### Short problem
The records below must be written out exactly, with every picture left behind.

[Stored records]
----
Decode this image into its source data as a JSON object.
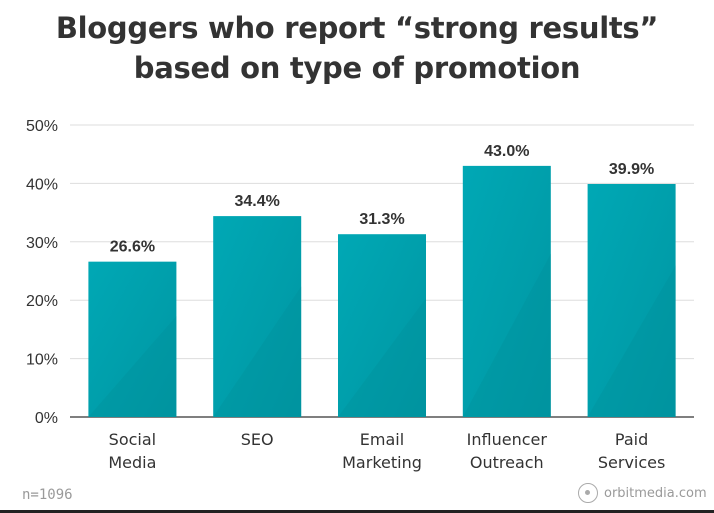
{
  "chart_data": {
    "type": "bar",
    "title_lines": [
      "Bloggers who report “strong results”",
      "based on type of promotion"
    ],
    "categories": [
      [
        "Social",
        "Media"
      ],
      [
        "SEO"
      ],
      [
        "Email",
        "Marketing"
      ],
      [
        "Influencer",
        "Outreach"
      ],
      [
        "Paid",
        "Services"
      ]
    ],
    "values": [
      26.6,
      34.4,
      31.3,
      43.0,
      39.9
    ],
    "value_labels": [
      "26.6%",
      "34.4%",
      "31.3%",
      "43.0%",
      "39.9%"
    ],
    "ylim": [
      0,
      50
    ],
    "y_ticks": [
      0,
      10,
      20,
      30,
      40,
      50
    ],
    "y_tick_labels": [
      "0%",
      "10%",
      "20%",
      "30%",
      "40%",
      "50%"
    ],
    "grid": true,
    "bar_color": "#00a3b0",
    "bar_color_dark": "#008f9b"
  },
  "footer": {
    "sample": "n=1096",
    "brand": "orbitmedia.com"
  }
}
----
### Exercise output
Decode this image into its source data as a JSON object.
{
  "chart_data": {
    "type": "bar",
    "title_lines": [
      "Bloggers who report “strong results”",
      "based on type of promotion"
    ],
    "categories": [
      [
        "Social",
        "Media"
      ],
      [
        "SEO"
      ],
      [
        "Email",
        "Marketing"
      ],
      [
        "Influencer",
        "Outreach"
      ],
      [
        "Paid",
        "Services"
      ]
    ],
    "values": [
      26.6,
      34.4,
      31.3,
      43.0,
      39.9
    ],
    "value_labels": [
      "26.6%",
      "34.4%",
      "31.3%",
      "43.0%",
      "39.9%"
    ],
    "ylim": [
      0,
      50
    ],
    "y_ticks": [
      0,
      10,
      20,
      30,
      40,
      50
    ],
    "y_tick_labels": [
      "0%",
      "10%",
      "20%",
      "30%",
      "40%",
      "50%"
    ],
    "grid": true,
    "bar_color": "#00a3b0",
    "bar_color_dark": "#008f9b"
  },
  "footer": {
    "sample": "n=1096",
    "brand": "orbitmedia.com"
  }
}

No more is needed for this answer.